→ Input for this task:
..............................
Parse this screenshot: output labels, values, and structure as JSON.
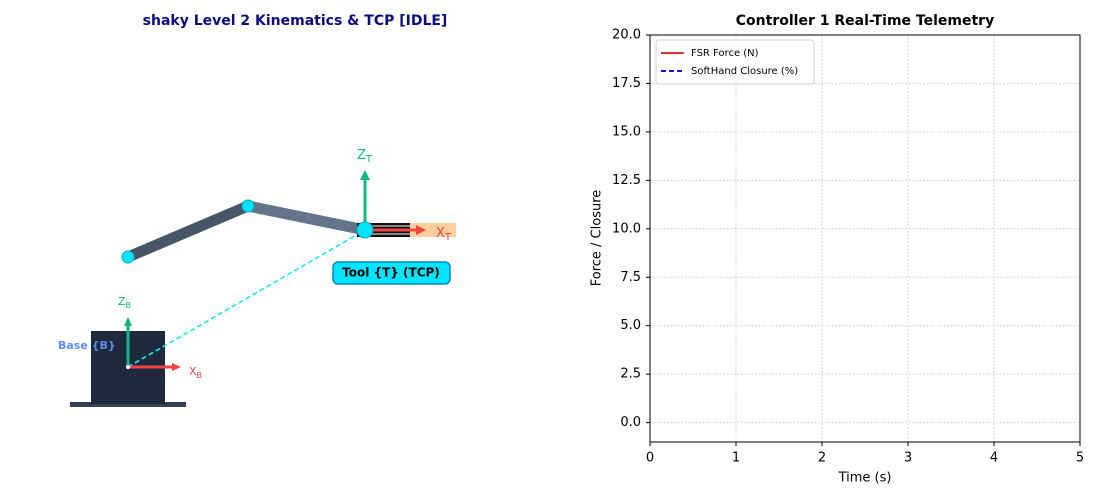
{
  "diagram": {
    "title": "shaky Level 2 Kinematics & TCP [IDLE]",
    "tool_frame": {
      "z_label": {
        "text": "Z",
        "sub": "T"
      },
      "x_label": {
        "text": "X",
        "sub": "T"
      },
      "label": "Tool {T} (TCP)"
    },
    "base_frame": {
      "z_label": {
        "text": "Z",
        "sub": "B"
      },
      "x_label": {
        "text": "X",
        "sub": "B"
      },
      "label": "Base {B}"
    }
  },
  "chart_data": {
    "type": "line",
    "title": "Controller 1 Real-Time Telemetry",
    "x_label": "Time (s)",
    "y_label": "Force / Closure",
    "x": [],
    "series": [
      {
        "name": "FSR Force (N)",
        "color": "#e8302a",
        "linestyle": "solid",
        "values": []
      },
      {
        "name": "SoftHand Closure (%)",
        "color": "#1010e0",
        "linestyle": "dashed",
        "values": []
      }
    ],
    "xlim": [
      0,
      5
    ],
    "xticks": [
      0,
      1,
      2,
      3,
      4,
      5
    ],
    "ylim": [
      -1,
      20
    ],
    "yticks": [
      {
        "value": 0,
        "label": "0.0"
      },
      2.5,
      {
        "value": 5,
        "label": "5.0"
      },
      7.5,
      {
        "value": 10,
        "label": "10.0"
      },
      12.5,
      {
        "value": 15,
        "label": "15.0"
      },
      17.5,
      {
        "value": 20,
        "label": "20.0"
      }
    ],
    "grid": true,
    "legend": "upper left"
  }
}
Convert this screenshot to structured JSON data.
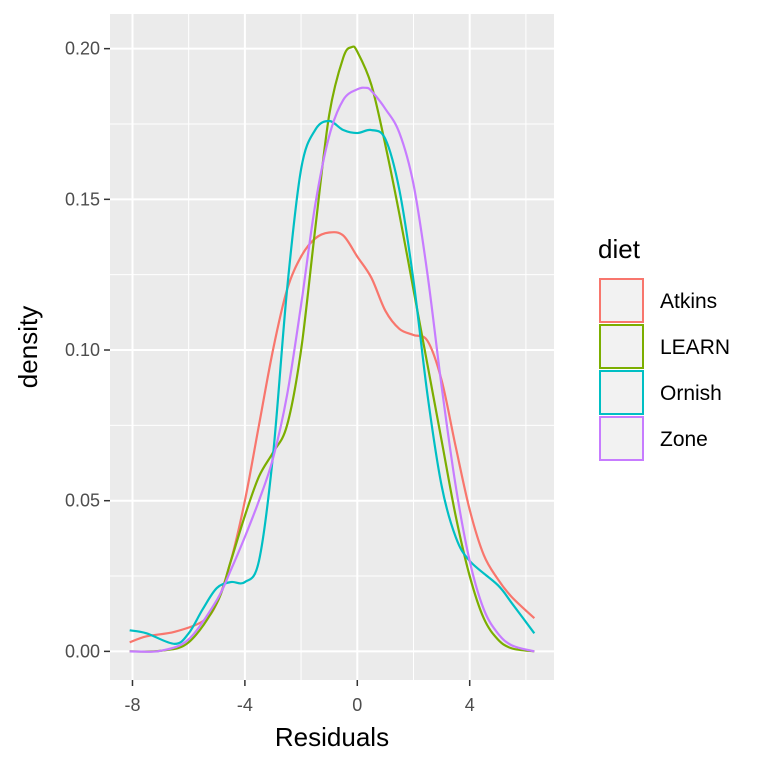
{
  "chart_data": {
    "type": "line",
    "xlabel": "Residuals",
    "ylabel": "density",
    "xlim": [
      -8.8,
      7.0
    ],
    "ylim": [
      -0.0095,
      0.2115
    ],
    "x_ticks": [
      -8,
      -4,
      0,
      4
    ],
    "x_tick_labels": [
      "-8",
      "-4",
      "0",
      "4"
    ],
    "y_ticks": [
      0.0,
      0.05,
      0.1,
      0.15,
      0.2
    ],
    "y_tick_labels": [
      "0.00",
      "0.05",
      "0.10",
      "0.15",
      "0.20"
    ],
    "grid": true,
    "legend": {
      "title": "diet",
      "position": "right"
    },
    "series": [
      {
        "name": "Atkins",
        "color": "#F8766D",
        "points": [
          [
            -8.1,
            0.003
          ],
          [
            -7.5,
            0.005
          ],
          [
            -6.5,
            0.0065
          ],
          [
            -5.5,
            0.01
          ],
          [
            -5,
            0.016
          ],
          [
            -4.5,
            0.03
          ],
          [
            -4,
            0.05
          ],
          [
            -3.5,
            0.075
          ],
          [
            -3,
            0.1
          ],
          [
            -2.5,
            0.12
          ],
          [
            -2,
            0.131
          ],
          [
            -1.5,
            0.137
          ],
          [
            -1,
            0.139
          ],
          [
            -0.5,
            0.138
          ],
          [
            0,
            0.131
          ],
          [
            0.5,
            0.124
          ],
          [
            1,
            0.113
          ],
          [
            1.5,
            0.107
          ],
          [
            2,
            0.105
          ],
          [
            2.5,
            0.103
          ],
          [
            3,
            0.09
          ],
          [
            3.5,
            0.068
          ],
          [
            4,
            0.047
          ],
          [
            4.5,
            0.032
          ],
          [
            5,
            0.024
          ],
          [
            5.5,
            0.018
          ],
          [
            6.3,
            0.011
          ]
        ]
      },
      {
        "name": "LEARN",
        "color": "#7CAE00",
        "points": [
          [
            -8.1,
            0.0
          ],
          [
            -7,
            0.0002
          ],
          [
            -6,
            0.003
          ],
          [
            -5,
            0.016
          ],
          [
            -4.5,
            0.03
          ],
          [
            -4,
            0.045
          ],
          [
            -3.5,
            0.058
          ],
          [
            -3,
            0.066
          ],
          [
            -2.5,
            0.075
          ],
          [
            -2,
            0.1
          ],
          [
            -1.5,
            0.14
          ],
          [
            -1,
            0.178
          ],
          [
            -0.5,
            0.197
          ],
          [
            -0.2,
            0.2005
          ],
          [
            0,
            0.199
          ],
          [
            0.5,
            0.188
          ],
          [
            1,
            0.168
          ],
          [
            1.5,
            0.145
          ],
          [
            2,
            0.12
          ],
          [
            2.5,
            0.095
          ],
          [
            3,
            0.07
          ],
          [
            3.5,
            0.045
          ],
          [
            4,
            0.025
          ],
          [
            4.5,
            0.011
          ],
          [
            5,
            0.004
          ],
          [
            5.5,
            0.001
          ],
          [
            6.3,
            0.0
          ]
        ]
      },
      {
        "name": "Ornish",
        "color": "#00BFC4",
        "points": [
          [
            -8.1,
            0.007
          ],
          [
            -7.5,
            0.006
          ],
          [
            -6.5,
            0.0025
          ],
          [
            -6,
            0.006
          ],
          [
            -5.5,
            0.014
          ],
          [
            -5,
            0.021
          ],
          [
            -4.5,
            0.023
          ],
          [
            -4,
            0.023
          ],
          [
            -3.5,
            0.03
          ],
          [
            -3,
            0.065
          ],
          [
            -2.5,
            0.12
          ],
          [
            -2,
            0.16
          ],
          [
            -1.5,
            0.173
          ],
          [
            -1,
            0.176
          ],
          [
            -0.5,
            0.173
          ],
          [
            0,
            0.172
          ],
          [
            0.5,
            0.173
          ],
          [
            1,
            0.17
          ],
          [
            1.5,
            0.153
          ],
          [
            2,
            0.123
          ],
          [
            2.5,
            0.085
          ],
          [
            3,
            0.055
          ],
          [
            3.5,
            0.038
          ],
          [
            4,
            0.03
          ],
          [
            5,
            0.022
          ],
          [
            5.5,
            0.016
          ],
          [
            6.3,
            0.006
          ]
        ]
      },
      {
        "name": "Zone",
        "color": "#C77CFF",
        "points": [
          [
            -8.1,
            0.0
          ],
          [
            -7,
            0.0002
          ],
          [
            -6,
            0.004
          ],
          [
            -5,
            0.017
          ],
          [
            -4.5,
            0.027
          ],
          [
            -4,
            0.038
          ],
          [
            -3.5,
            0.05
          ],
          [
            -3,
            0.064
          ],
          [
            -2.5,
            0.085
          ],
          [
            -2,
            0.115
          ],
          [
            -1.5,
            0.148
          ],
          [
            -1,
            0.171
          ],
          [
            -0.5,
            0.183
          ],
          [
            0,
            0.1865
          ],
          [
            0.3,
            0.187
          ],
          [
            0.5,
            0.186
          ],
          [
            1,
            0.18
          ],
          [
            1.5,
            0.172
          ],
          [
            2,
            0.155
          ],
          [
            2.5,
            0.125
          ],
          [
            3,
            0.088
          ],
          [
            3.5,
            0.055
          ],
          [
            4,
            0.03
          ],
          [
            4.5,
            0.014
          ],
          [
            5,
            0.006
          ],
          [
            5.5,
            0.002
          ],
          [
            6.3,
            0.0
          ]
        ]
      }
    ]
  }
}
..............................
→ Written instruction: Write out each line of the data exactly; the images should be left out.

→ The reply:
Parse this screenshot: output labels, values, and structure as JSON.
{
  "diagram": {
    "title": "shaky Level 2 Kinematics & TCP [IDLE]",
    "tool_frame": {
      "z_label": {
        "text": "Z",
        "sub": "T"
      },
      "x_label": {
        "text": "X",
        "sub": "T"
      },
      "label": "Tool {T} (TCP)"
    },
    "base_frame": {
      "z_label": {
        "text": "Z",
        "sub": "B"
      },
      "x_label": {
        "text": "X",
        "sub": "B"
      },
      "label": "Base {B}"
    }
  },
  "chart_data": {
    "type": "line",
    "title": "Controller 1 Real-Time Telemetry",
    "x_label": "Time (s)",
    "y_label": "Force / Closure",
    "x": [],
    "series": [
      {
        "name": "FSR Force (N)",
        "color": "#e8302a",
        "linestyle": "solid",
        "values": []
      },
      {
        "name": "SoftHand Closure (%)",
        "color": "#1010e0",
        "linestyle": "dashed",
        "values": []
      }
    ],
    "xlim": [
      0,
      5
    ],
    "xticks": [
      0,
      1,
      2,
      3,
      4,
      5
    ],
    "ylim": [
      -1,
      20
    ],
    "yticks": [
      {
        "value": 0,
        "label": "0.0"
      },
      2.5,
      {
        "value": 5,
        "label": "5.0"
      },
      7.5,
      {
        "value": 10,
        "label": "10.0"
      },
      12.5,
      {
        "value": 15,
        "label": "15.0"
      },
      17.5,
      {
        "value": 20,
        "label": "20.0"
      }
    ],
    "grid": true,
    "legend": "upper left"
  }
}
Convert this screenshot to structured JSON data.
{
  "chart_data": {
    "type": "line",
    "xlabel": "Residuals",
    "ylabel": "density",
    "xlim": [
      -8.8,
      7.0
    ],
    "ylim": [
      -0.0095,
      0.2115
    ],
    "x_ticks": [
      -8,
      -4,
      0,
      4
    ],
    "x_tick_labels": [
      "-8",
      "-4",
      "0",
      "4"
    ],
    "y_ticks": [
      0.0,
      0.05,
      0.1,
      0.15,
      0.2
    ],
    "y_tick_labels": [
      "0.00",
      "0.05",
      "0.10",
      "0.15",
      "0.20"
    ],
    "grid": true,
    "legend": {
      "title": "diet",
      "position": "right"
    },
    "series": [
      {
        "name": "Atkins",
        "color": "#F8766D",
        "points": [
          [
            -8.1,
            0.003
          ],
          [
            -7.5,
            0.005
          ],
          [
            -6.5,
            0.0065
          ],
          [
            -5.5,
            0.01
          ],
          [
            -5,
            0.016
          ],
          [
            -4.5,
            0.03
          ],
          [
            -4,
            0.05
          ],
          [
            -3.5,
            0.075
          ],
          [
            -3,
            0.1
          ],
          [
            -2.5,
            0.12
          ],
          [
            -2,
            0.131
          ],
          [
            -1.5,
            0.137
          ],
          [
            -1,
            0.139
          ],
          [
            -0.5,
            0.138
          ],
          [
            0,
            0.131
          ],
          [
            0.5,
            0.124
          ],
          [
            1,
            0.113
          ],
          [
            1.5,
            0.107
          ],
          [
            2,
            0.105
          ],
          [
            2.5,
            0.103
          ],
          [
            3,
            0.09
          ],
          [
            3.5,
            0.068
          ],
          [
            4,
            0.047
          ],
          [
            4.5,
            0.032
          ],
          [
            5,
            0.024
          ],
          [
            5.5,
            0.018
          ],
          [
            6.3,
            0.011
          ]
        ]
      },
      {
        "name": "LEARN",
        "color": "#7CAE00",
        "points": [
          [
            -8.1,
            0.0
          ],
          [
            -7,
            0.0002
          ],
          [
            -6,
            0.003
          ],
          [
            -5,
            0.016
          ],
          [
            -4.5,
            0.03
          ],
          [
            -4,
            0.045
          ],
          [
            -3.5,
            0.058
          ],
          [
            -3,
            0.066
          ],
          [
            -2.5,
            0.075
          ],
          [
            -2,
            0.1
          ],
          [
            -1.5,
            0.14
          ],
          [
            -1,
            0.178
          ],
          [
            -0.5,
            0.197
          ],
          [
            -0.2,
            0.2005
          ],
          [
            0,
            0.199
          ],
          [
            0.5,
            0.188
          ],
          [
            1,
            0.168
          ],
          [
            1.5,
            0.145
          ],
          [
            2,
            0.12
          ],
          [
            2.5,
            0.095
          ],
          [
            3,
            0.07
          ],
          [
            3.5,
            0.045
          ],
          [
            4,
            0.025
          ],
          [
            4.5,
            0.011
          ],
          [
            5,
            0.004
          ],
          [
            5.5,
            0.001
          ],
          [
            6.3,
            0.0
          ]
        ]
      },
      {
        "name": "Ornish",
        "color": "#00BFC4",
        "points": [
          [
            -8.1,
            0.007
          ],
          [
            -7.5,
            0.006
          ],
          [
            -6.5,
            0.0025
          ],
          [
            -6,
            0.006
          ],
          [
            -5.5,
            0.014
          ],
          [
            -5,
            0.021
          ],
          [
            -4.5,
            0.023
          ],
          [
            -4,
            0.023
          ],
          [
            -3.5,
            0.03
          ],
          [
            -3,
            0.065
          ],
          [
            -2.5,
            0.12
          ],
          [
            -2,
            0.16
          ],
          [
            -1.5,
            0.173
          ],
          [
            -1,
            0.176
          ],
          [
            -0.5,
            0.173
          ],
          [
            0,
            0.172
          ],
          [
            0.5,
            0.173
          ],
          [
            1,
            0.17
          ],
          [
            1.5,
            0.153
          ],
          [
            2,
            0.123
          ],
          [
            2.5,
            0.085
          ],
          [
            3,
            0.055
          ],
          [
            3.5,
            0.038
          ],
          [
            4,
            0.03
          ],
          [
            5,
            0.022
          ],
          [
            5.5,
            0.016
          ],
          [
            6.3,
            0.006
          ]
        ]
      },
      {
        "name": "Zone",
        "color": "#C77CFF",
        "points": [
          [
            -8.1,
            0.0
          ],
          [
            -7,
            0.0002
          ],
          [
            -6,
            0.004
          ],
          [
            -5,
            0.017
          ],
          [
            -4.5,
            0.027
          ],
          [
            -4,
            0.038
          ],
          [
            -3.5,
            0.05
          ],
          [
            -3,
            0.064
          ],
          [
            -2.5,
            0.085
          ],
          [
            -2,
            0.115
          ],
          [
            -1.5,
            0.148
          ],
          [
            -1,
            0.171
          ],
          [
            -0.5,
            0.183
          ],
          [
            0,
            0.1865
          ],
          [
            0.3,
            0.187
          ],
          [
            0.5,
            0.186
          ],
          [
            1,
            0.18
          ],
          [
            1.5,
            0.172
          ],
          [
            2,
            0.155
          ],
          [
            2.5,
            0.125
          ],
          [
            3,
            0.088
          ],
          [
            3.5,
            0.055
          ],
          [
            4,
            0.03
          ],
          [
            4.5,
            0.014
          ],
          [
            5,
            0.006
          ],
          [
            5.5,
            0.002
          ],
          [
            6.3,
            0.0
          ]
        ]
      }
    ]
  }
}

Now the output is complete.